→ STATED PROBLEM
Reproduce all of the data that follows, character for character.

··· EXTRACTED RECORDS ···

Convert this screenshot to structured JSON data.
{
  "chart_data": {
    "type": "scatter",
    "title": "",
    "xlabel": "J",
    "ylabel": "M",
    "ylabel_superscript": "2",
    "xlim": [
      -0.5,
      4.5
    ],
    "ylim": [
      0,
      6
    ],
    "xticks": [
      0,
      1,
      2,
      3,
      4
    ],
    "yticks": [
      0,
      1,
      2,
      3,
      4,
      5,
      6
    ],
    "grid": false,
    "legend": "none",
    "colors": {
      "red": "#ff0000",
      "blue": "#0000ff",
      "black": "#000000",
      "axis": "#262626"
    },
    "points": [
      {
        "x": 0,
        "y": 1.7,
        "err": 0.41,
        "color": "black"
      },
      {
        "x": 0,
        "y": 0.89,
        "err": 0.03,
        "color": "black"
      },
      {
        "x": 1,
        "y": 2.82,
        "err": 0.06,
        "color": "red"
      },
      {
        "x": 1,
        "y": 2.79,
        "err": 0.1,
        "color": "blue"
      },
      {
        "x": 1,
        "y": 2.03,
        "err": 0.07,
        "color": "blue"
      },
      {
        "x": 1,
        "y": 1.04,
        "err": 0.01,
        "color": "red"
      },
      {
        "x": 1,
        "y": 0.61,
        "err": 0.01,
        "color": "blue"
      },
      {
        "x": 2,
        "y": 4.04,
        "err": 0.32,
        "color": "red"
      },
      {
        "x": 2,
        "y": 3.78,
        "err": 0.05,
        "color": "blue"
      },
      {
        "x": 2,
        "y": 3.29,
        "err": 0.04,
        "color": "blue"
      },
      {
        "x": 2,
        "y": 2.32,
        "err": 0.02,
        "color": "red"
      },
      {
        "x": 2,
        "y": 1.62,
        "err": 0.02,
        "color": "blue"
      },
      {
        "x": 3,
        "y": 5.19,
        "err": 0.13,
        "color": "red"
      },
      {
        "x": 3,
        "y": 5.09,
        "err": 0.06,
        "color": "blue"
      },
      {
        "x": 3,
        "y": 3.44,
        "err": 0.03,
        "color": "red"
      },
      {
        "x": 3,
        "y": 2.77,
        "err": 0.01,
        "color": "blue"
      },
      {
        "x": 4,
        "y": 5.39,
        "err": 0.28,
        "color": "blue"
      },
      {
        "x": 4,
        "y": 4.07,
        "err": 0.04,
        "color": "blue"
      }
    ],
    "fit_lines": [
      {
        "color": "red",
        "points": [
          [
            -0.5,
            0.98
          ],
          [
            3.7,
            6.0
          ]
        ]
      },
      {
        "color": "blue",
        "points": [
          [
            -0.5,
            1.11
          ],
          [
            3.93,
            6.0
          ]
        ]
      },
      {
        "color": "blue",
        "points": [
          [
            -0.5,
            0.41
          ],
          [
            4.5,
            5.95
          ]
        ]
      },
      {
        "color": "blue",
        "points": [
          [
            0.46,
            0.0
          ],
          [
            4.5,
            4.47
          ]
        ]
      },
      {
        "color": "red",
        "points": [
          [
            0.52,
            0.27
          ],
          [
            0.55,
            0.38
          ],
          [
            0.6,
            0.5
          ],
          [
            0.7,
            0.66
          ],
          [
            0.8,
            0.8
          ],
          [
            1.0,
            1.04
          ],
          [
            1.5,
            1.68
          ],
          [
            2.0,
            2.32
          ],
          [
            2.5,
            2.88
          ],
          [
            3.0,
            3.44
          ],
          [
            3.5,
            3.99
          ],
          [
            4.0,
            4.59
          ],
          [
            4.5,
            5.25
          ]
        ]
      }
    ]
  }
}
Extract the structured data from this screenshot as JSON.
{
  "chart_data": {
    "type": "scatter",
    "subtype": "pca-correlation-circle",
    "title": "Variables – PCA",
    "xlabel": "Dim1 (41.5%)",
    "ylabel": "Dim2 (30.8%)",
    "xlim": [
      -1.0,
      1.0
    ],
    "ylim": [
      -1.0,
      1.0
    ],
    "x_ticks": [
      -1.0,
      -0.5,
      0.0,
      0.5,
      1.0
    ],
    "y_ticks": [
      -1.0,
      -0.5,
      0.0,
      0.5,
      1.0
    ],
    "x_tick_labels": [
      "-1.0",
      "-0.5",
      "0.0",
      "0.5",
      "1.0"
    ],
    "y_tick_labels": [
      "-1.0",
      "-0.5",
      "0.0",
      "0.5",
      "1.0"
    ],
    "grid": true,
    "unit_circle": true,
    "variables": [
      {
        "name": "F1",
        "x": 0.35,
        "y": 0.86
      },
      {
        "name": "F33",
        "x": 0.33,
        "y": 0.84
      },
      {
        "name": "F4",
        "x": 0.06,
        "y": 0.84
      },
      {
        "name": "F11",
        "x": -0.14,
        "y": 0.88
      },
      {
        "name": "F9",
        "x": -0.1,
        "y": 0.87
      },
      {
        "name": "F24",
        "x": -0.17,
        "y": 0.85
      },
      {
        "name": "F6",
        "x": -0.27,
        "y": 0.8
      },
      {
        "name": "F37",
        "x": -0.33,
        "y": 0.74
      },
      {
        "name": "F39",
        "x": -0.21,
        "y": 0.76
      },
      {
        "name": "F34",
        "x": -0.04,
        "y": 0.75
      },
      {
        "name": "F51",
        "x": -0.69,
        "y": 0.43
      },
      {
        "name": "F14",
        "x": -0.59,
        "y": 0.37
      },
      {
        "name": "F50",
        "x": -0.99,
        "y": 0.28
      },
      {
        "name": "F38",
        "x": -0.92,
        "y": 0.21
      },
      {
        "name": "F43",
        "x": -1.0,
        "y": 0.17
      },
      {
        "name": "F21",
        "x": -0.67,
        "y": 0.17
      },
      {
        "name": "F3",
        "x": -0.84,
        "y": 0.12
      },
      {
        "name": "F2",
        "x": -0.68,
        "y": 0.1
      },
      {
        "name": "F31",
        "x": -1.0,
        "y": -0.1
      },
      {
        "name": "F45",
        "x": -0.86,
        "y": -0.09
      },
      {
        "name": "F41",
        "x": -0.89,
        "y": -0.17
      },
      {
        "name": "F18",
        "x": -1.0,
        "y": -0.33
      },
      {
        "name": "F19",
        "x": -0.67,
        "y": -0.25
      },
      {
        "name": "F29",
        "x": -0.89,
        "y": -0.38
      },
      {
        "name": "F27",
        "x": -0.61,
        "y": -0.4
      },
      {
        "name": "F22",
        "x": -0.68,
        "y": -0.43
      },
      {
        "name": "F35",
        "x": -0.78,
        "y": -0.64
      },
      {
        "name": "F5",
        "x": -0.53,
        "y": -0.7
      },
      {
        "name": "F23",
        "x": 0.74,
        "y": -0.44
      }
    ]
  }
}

···

→ EXERCISE RESULT
Convert this screenshot to structured JSON data.
{
  "chart_data": {
    "type": "scatter",
    "title": "",
    "xlabel": "J",
    "ylabel": "M",
    "ylabel_superscript": "2",
    "xlim": [
      -0.5,
      4.5
    ],
    "ylim": [
      0,
      6
    ],
    "xticks": [
      0,
      1,
      2,
      3,
      4
    ],
    "yticks": [
      0,
      1,
      2,
      3,
      4,
      5,
      6
    ],
    "grid": false,
    "legend": "none",
    "colors": {
      "red": "#ff0000",
      "blue": "#0000ff",
      "black": "#000000",
      "axis": "#262626"
    },
    "points": [
      {
        "x": 0,
        "y": 1.7,
        "err": 0.41,
        "color": "black"
      },
      {
        "x": 0,
        "y": 0.89,
        "err": 0.03,
        "color": "black"
      },
      {
        "x": 1,
        "y": 2.82,
        "err": 0.06,
        "color": "red"
      },
      {
        "x": 1,
        "y": 2.79,
        "err": 0.1,
        "color": "blue"
      },
      {
        "x": 1,
        "y": 2.03,
        "err": 0.07,
        "color": "blue"
      },
      {
        "x": 1,
        "y": 1.04,
        "err": 0.01,
        "color": "red"
      },
      {
        "x": 1,
        "y": 0.61,
        "err": 0.01,
        "color": "blue"
      },
      {
        "x": 2,
        "y": 4.04,
        "err": 0.32,
        "color": "red"
      },
      {
        "x": 2,
        "y": 3.78,
        "err": 0.05,
        "color": "blue"
      },
      {
        "x": 2,
        "y": 3.29,
        "err": 0.04,
        "color": "blue"
      },
      {
        "x": 2,
        "y": 2.32,
        "err": 0.02,
        "color": "red"
      },
      {
        "x": 2,
        "y": 1.62,
        "err": 0.02,
        "color": "blue"
      },
      {
        "x": 3,
        "y": 5.19,
        "err": 0.13,
        "color": "red"
      },
      {
        "x": 3,
        "y": 5.09,
        "err": 0.06,
        "color": "blue"
      },
      {
        "x": 3,
        "y": 3.44,
        "err": 0.03,
        "color": "red"
      },
      {
        "x": 3,
        "y": 2.77,
        "err": 0.01,
        "color": "blue"
      },
      {
        "x": 4,
        "y": 5.39,
        "err": 0.28,
        "color": "blue"
      },
      {
        "x": 4,
        "y": 4.07,
        "err": 0.04,
        "color": "blue"
      }
    ],
    "fit_lines": [
      {
        "color": "red",
        "points": [
          [
            -0.5,
            0.98
          ],
          [
            3.7,
            6.0
          ]
        ]
      },
      {
        "color": "blue",
        "points": [
          [
            -0.5,
            1.11
          ],
          [
            3.93,
            6.0
          ]
        ]
      },
      {
        "color": "blue",
        "points": [
          [
            -0.5,
            0.41
          ],
          [
            4.5,
            5.95
          ]
        ]
      },
      {
        "color": "blue",
        "points": [
          [
            0.46,
            0.0
          ],
          [
            4.5,
            4.47
          ]
        ]
      },
      {
        "color": "red",
        "points": [
          [
            0.52,
            0.27
          ],
          [
            0.55,
            0.38
          ],
          [
            0.6,
            0.5
          ],
          [
            0.7,
            0.66
          ],
          [
            0.8,
            0.8
          ],
          [
            1.0,
            1.04
          ],
          [
            1.5,
            1.68
          ],
          [
            2.0,
            2.32
          ],
          [
            2.5,
            2.88
          ],
          [
            3.0,
            3.44
          ],
          [
            3.5,
            3.99
          ],
          [
            4.0,
            4.59
          ],
          [
            4.5,
            5.25
          ]
        ]
      }
    ]
  }
}
Extract the structured data from this screenshot as JSON.
{
  "chart_data": {
    "type": "scatter",
    "subtype": "pca-correlation-circle",
    "title": "Variables – PCA",
    "xlabel": "Dim1 (41.5%)",
    "ylabel": "Dim2 (30.8%)",
    "xlim": [
      -1.0,
      1.0
    ],
    "ylim": [
      -1.0,
      1.0
    ],
    "x_ticks": [
      -1.0,
      -0.5,
      0.0,
      0.5,
      1.0
    ],
    "y_ticks": [
      -1.0,
      -0.5,
      0.0,
      0.5,
      1.0
    ],
    "x_tick_labels": [
      "-1.0",
      "-0.5",
      "0.0",
      "0.5",
      "1.0"
    ],
    "y_tick_labels": [
      "-1.0",
      "-0.5",
      "0.0",
      "0.5",
      "1.0"
    ],
    "grid": true,
    "unit_circle": true,
    "variables": [
      {
        "name": "F1",
        "x": 0.35,
        "y": 0.86
      },
      {
        "name": "F33",
        "x": 0.33,
        "y": 0.84
      },
      {
        "name": "F4",
        "x": 0.06,
        "y": 0.84
      },
      {
        "name": "F11",
        "x": -0.14,
        "y": 0.88
      },
      {
        "name": "F9",
        "x": -0.1,
        "y": 0.87
      },
      {
        "name": "F24",
        "x": -0.17,
        "y": 0.85
      },
      {
        "name": "F6",
        "x": -0.27,
        "y": 0.8
      },
      {
        "name": "F37",
        "x": -0.33,
        "y": 0.74
      },
      {
        "name": "F39",
        "x": -0.21,
        "y": 0.76
      },
      {
        "name": "F34",
        "x": -0.04,
        "y": 0.75
      },
      {
        "name": "F51",
        "x": -0.69,
        "y": 0.43
      },
      {
        "name": "F14",
        "x": -0.59,
        "y": 0.37
      },
      {
        "name": "F50",
        "x": -0.99,
        "y": 0.28
      },
      {
        "name": "F38",
        "x": -0.92,
        "y": 0.21
      },
      {
        "name": "F43",
        "x": -1.0,
        "y": 0.17
      },
      {
        "name": "F21",
        "x": -0.67,
        "y": 0.17
      },
      {
        "name": "F3",
        "x": -0.84,
        "y": 0.12
      },
      {
        "name": "F2",
        "x": -0.68,
        "y": 0.1
      },
      {
        "name": "F31",
        "x": -1.0,
        "y": -0.1
      },
      {
        "name": "F45",
        "x": -0.86,
        "y": -0.09
      },
      {
        "name": "F41",
        "x": -0.89,
        "y": -0.17
      },
      {
        "name": "F18",
        "x": -1.0,
        "y": -0.33
      },
      {
        "name": "F19",
        "x": -0.67,
        "y": -0.25
      },
      {
        "name": "F29",
        "x": -0.89,
        "y": -0.38
      },
      {
        "name": "F27",
        "x": -0.61,
        "y": -0.4
      },
      {
        "name": "F22",
        "x": -0.68,
        "y": -0.43
      },
      {
        "name": "F35",
        "x": -0.78,
        "y": -0.64
      },
      {
        "name": "F5",
        "x": -0.53,
        "y": -0.7
      },
      {
        "name": "F23",
        "x": 0.74,
        "y": -0.44
      }
    ]
  }
}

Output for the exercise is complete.